--- Begin Dataset records ---

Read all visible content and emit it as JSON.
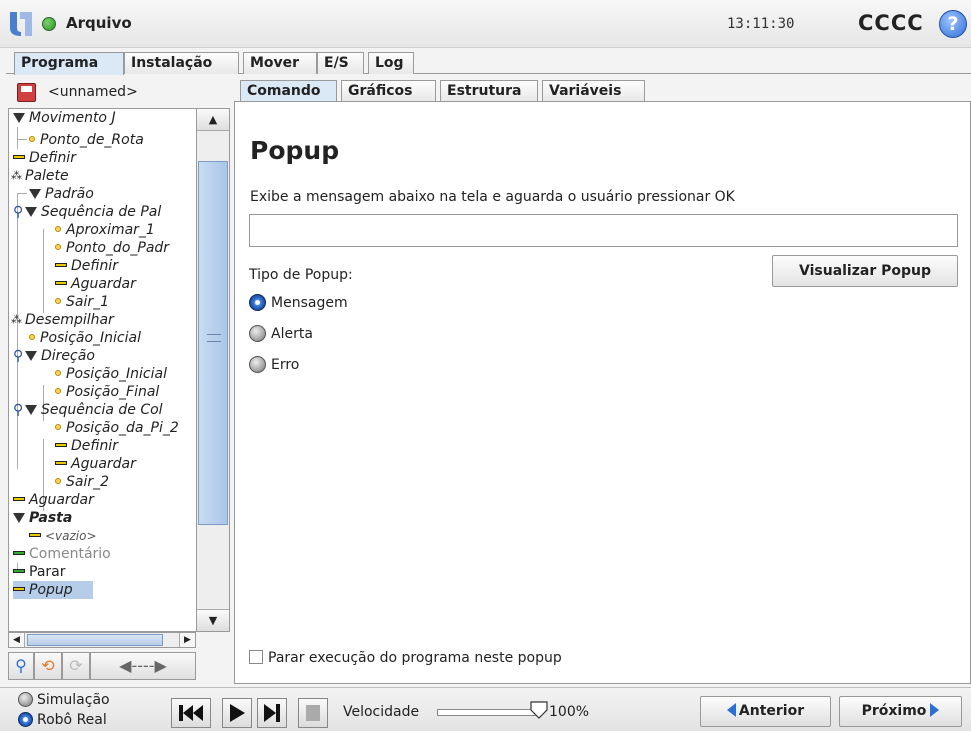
{
  "titlebar": {
    "app_menu": "Arquivo",
    "clock": "13:11:30",
    "robot_name": "CCCC",
    "help": "?"
  },
  "main_tabs": [
    "Programa",
    "Instalação",
    "Mover",
    "E/S",
    "Log"
  ],
  "program": {
    "name": "<unnamed>"
  },
  "tree": {
    "nodes": [
      {
        "label": "Movimento J"
      },
      {
        "label": "Ponto_de_Rota"
      },
      {
        "label": "Definir"
      },
      {
        "label": "Palete"
      },
      {
        "label": "Padrão"
      },
      {
        "label": "Sequência de Pal"
      },
      {
        "label": "Aproximar_1"
      },
      {
        "label": "Ponto_do_Padr"
      },
      {
        "label": "Definir"
      },
      {
        "label": "Aguardar"
      },
      {
        "label": "Sair_1"
      },
      {
        "label": "Desempilhar"
      },
      {
        "label": "Posição_Inicial"
      },
      {
        "label": "Direção"
      },
      {
        "label": "Posição_Inicial"
      },
      {
        "label": "Posição_Final"
      },
      {
        "label": "Sequência de Col"
      },
      {
        "label": "Posição_da_Pi_2"
      },
      {
        "label": "Definir"
      },
      {
        "label": "Aguardar"
      },
      {
        "label": "Sair_2"
      },
      {
        "label": "Aguardar"
      },
      {
        "label": "Pasta"
      },
      {
        "label": "<vazio>"
      },
      {
        "label": "Comentário"
      },
      {
        "label": "Parar"
      },
      {
        "label": "Popup"
      }
    ]
  },
  "sub_tabs": [
    "Comando",
    "Gráficos",
    "Estrutura",
    "Variáveis"
  ],
  "command": {
    "title": "Popup",
    "description": "Exibe a mensagem abaixo na tela e aguarda o usuário pressionar OK",
    "message_value": "",
    "preview_button": "Visualizar Popup",
    "type_label": "Tipo de Popup:",
    "types": [
      {
        "label": "Mensagem",
        "selected": true
      },
      {
        "label": "Alerta",
        "selected": false
      },
      {
        "label": "Erro",
        "selected": false
      }
    ],
    "stop_checkbox": "Parar execução do programa neste popup"
  },
  "bottom": {
    "modes": [
      {
        "label": "Simulação",
        "selected": false
      },
      {
        "label": "Robô Real",
        "selected": true
      }
    ],
    "speed_label": "Velocidade",
    "speed_value": "100%",
    "speed_fraction": 1.0,
    "prev_button": "Anterior",
    "next_button": "Próximo"
  },
  "colors": {
    "accent": "#2e6fd6",
    "selection": "#b5cde8",
    "status_ok": "#3a9a30"
  }
}
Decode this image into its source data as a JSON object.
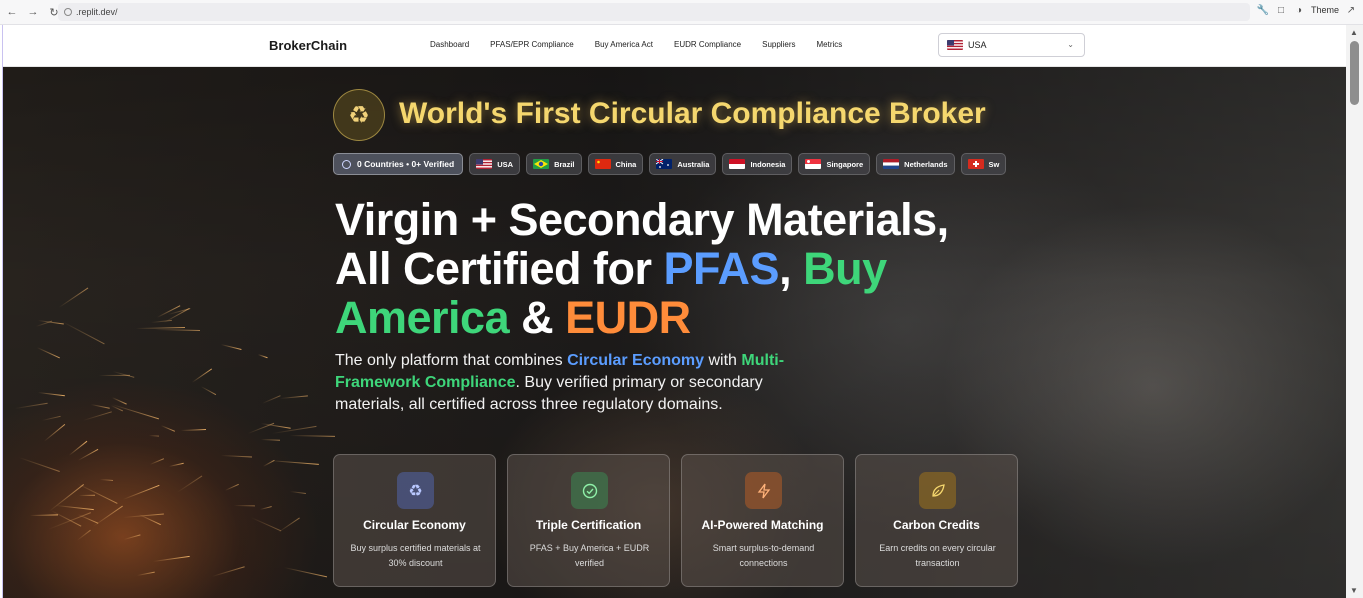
{
  "browser": {
    "url": ".replit.dev/",
    "theme_label": "Theme"
  },
  "nav": {
    "brand": "BrokerChain",
    "links": [
      "Dashboard",
      "PFAS/EPR Compliance",
      "Buy America Act",
      "EUDR Compliance",
      "Suppliers",
      "Metrics"
    ],
    "country_selected": "USA"
  },
  "hero": {
    "gold_headline": "World's First Circular Compliance Broker",
    "stats_pill": "0 Countries • 0+ Verified",
    "countries": [
      "USA",
      "Brazil",
      "China",
      "Australia",
      "Indonesia",
      "Singapore",
      "Netherlands",
      "Sw"
    ],
    "title": {
      "part1": "Virgin + Secondary Materials,",
      "part2": "All Certified for ",
      "pfas": "PFAS",
      "comma": ", ",
      "buy_america": "Buy America",
      "amp": " & ",
      "eudr": "EUDR"
    },
    "subtitle": {
      "s1": "The only platform that combines ",
      "circular": "Circular Economy",
      "s2": " with ",
      "multi": "Multi-Framework Compliance",
      "s3": ". Buy verified primary or secondary materials, all certified across three regulatory domains."
    },
    "cards": [
      {
        "title": "Circular Economy",
        "desc": "Buy surplus certified materials at 30% discount",
        "icon": "recycle-icon"
      },
      {
        "title": "Triple Certification",
        "desc": "PFAS + Buy America + EUDR verified",
        "icon": "check-circle-icon"
      },
      {
        "title": "AI-Powered Matching",
        "desc": "Smart surplus-to-demand connections",
        "icon": "lightning-icon"
      },
      {
        "title": "Carbon Credits",
        "desc": "Earn credits on every circular transaction",
        "icon": "leaf-icon"
      }
    ]
  },
  "colors": {
    "gold": "#f5d76e",
    "blue": "#5b9dff",
    "green": "#3ed67a",
    "orange": "#ff8c3a"
  }
}
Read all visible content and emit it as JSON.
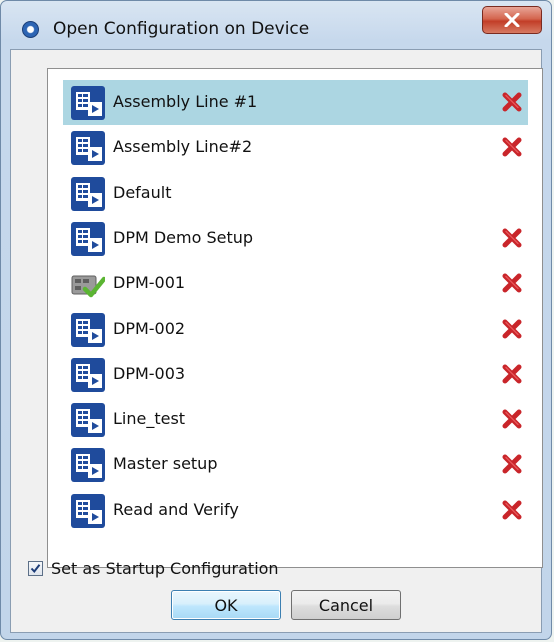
{
  "window": {
    "title": "Open Configuration on Device",
    "icons": {
      "app": "eye-app-icon",
      "close": "close-icon"
    }
  },
  "configs": [
    {
      "name": "Assembly Line #1",
      "icon": "config-file-icon",
      "deletable": true,
      "selected": true
    },
    {
      "name": "Assembly Line#2",
      "icon": "config-file-icon",
      "deletable": true,
      "selected": false
    },
    {
      "name": "Default",
      "icon": "config-file-icon",
      "deletable": false,
      "selected": false
    },
    {
      "name": "DPM Demo Setup",
      "icon": "config-file-icon",
      "deletable": true,
      "selected": false
    },
    {
      "name": "DPM-001",
      "icon": "active-config-icon",
      "deletable": true,
      "selected": false
    },
    {
      "name": "DPM-002",
      "icon": "config-file-icon",
      "deletable": true,
      "selected": false
    },
    {
      "name": "DPM-003",
      "icon": "config-file-icon",
      "deletable": true,
      "selected": false
    },
    {
      "name": "Line_test",
      "icon": "config-file-icon",
      "deletable": true,
      "selected": false
    },
    {
      "name": "Master setup",
      "icon": "config-file-icon",
      "deletable": true,
      "selected": false
    },
    {
      "name": "Read and Verify",
      "icon": "config-file-icon",
      "deletable": true,
      "selected": false
    }
  ],
  "startup": {
    "label": "Set as Startup Configuration",
    "checked": true
  },
  "buttons": {
    "ok": "OK",
    "cancel": "Cancel"
  },
  "colors": {
    "selection": "#acd6e2",
    "delete": "#c9252a",
    "config_icon": "#1f4b9c",
    "accent": "#3c7fb1"
  }
}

--- End Dataset records ---

**Directions**
Print every entry above again without changing a word, and omit the pictures.

**Response below**
Read all visible content and emit it as JSON.
{
  "titlebar": {
    "app_menu": "Arquivo",
    "clock": "13:11:30",
    "robot_name": "CCCC",
    "help": "?"
  },
  "main_tabs": [
    "Programa",
    "Instalação",
    "Mover",
    "E/S",
    "Log"
  ],
  "program": {
    "name": "<unnamed>"
  },
  "tree": {
    "nodes": [
      {
        "label": "Movimento J"
      },
      {
        "label": "Ponto_de_Rota"
      },
      {
        "label": "Definir"
      },
      {
        "label": "Palete"
      },
      {
        "label": "Padrão"
      },
      {
        "label": "Sequência de Pal"
      },
      {
        "label": "Aproximar_1"
      },
      {
        "label": "Ponto_do_Padr"
      },
      {
        "label": "Definir"
      },
      {
        "label": "Aguardar"
      },
      {
        "label": "Sair_1"
      },
      {
        "label": "Desempilhar"
      },
      {
        "label": "Posição_Inicial"
      },
      {
        "label": "Direção"
      },
      {
        "label": "Posição_Inicial"
      },
      {
        "label": "Posição_Final"
      },
      {
        "label": "Sequência de Col"
      },
      {
        "label": "Posição_da_Pi_2"
      },
      {
        "label": "Definir"
      },
      {
        "label": "Aguardar"
      },
      {
        "label": "Sair_2"
      },
      {
        "label": "Aguardar"
      },
      {
        "label": "Pasta"
      },
      {
        "label": "<vazio>"
      },
      {
        "label": "Comentário"
      },
      {
        "label": "Parar"
      },
      {
        "label": "Popup"
      }
    ]
  },
  "sub_tabs": [
    "Comando",
    "Gráficos",
    "Estrutura",
    "Variáveis"
  ],
  "command": {
    "title": "Popup",
    "description": "Exibe a mensagem abaixo na tela e aguarda o usuário pressionar OK",
    "message_value": "",
    "preview_button": "Visualizar Popup",
    "type_label": "Tipo de Popup:",
    "types": [
      {
        "label": "Mensagem",
        "selected": true
      },
      {
        "label": "Alerta",
        "selected": false
      },
      {
        "label": "Erro",
        "selected": false
      }
    ],
    "stop_checkbox": "Parar execução do programa neste popup"
  },
  "bottom": {
    "modes": [
      {
        "label": "Simulação",
        "selected": false
      },
      {
        "label": "Robô Real",
        "selected": true
      }
    ],
    "speed_label": "Velocidade",
    "speed_value": "100%",
    "speed_fraction": 1.0,
    "prev_button": "Anterior",
    "next_button": "Próximo"
  },
  "colors": {
    "accent": "#2e6fd6",
    "selection": "#b5cde8",
    "status_ok": "#3a9a30"
  }
}
Decode this image into its source data as a JSON object.
{
  "browser": {
    "url": ".replit.dev/",
    "theme_label": "Theme"
  },
  "nav": {
    "brand": "BrokerChain",
    "links": [
      "Dashboard",
      "PFAS/EPR Compliance",
      "Buy America Act",
      "EUDR Compliance",
      "Suppliers",
      "Metrics"
    ],
    "country_selected": "USA"
  },
  "hero": {
    "gold_headline": "World's First Circular Compliance Broker",
    "stats_pill": "0 Countries • 0+ Verified",
    "countries": [
      "USA",
      "Brazil",
      "China",
      "Australia",
      "Indonesia",
      "Singapore",
      "Netherlands",
      "Sw"
    ],
    "title": {
      "part1": "Virgin + Secondary Materials,",
      "part2": "All Certified for ",
      "pfas": "PFAS",
      "comma": ", ",
      "buy_america": "Buy America",
      "amp": " & ",
      "eudr": "EUDR"
    },
    "subtitle": {
      "s1": "The only platform that combines ",
      "circular": "Circular Economy",
      "s2": " with ",
      "multi": "Multi-Framework Compliance",
      "s3": ". Buy verified primary or secondary materials, all certified across three regulatory domains."
    },
    "cards": [
      {
        "title": "Circular Economy",
        "desc": "Buy surplus certified materials at 30% discount",
        "icon": "recycle-icon"
      },
      {
        "title": "Triple Certification",
        "desc": "PFAS + Buy America + EUDR verified",
        "icon": "check-circle-icon"
      },
      {
        "title": "AI-Powered Matching",
        "desc": "Smart surplus-to-demand connections",
        "icon": "lightning-icon"
      },
      {
        "title": "Carbon Credits",
        "desc": "Earn credits on every circular transaction",
        "icon": "leaf-icon"
      }
    ]
  },
  "colors": {
    "gold": "#f5d76e",
    "blue": "#5b9dff",
    "green": "#3ed67a",
    "orange": "#ff8c3a"
  }
}
Read all visible content and emit it as JSON.
{
  "window": {
    "title": "Open Configuration on Device",
    "icons": {
      "app": "eye-app-icon",
      "close": "close-icon"
    }
  },
  "configs": [
    {
      "name": "Assembly Line #1",
      "icon": "config-file-icon",
      "deletable": true,
      "selected": true
    },
    {
      "name": "Assembly Line#2",
      "icon": "config-file-icon",
      "deletable": true,
      "selected": false
    },
    {
      "name": "Default",
      "icon": "config-file-icon",
      "deletable": false,
      "selected": false
    },
    {
      "name": "DPM Demo Setup",
      "icon": "config-file-icon",
      "deletable": true,
      "selected": false
    },
    {
      "name": "DPM-001",
      "icon": "active-config-icon",
      "deletable": true,
      "selected": false
    },
    {
      "name": "DPM-002",
      "icon": "config-file-icon",
      "deletable": true,
      "selected": false
    },
    {
      "name": "DPM-003",
      "icon": "config-file-icon",
      "deletable": true,
      "selected": false
    },
    {
      "name": "Line_test",
      "icon": "config-file-icon",
      "deletable": true,
      "selected": false
    },
    {
      "name": "Master setup",
      "icon": "config-file-icon",
      "deletable": true,
      "selected": false
    },
    {
      "name": "Read and Verify",
      "icon": "config-file-icon",
      "deletable": true,
      "selected": false
    }
  ],
  "startup": {
    "label": "Set as Startup Configuration",
    "checked": true
  },
  "buttons": {
    "ok": "OK",
    "cancel": "Cancel"
  },
  "colors": {
    "selection": "#acd6e2",
    "delete": "#c9252a",
    "config_icon": "#1f4b9c",
    "accent": "#3c7fb1"
  }
}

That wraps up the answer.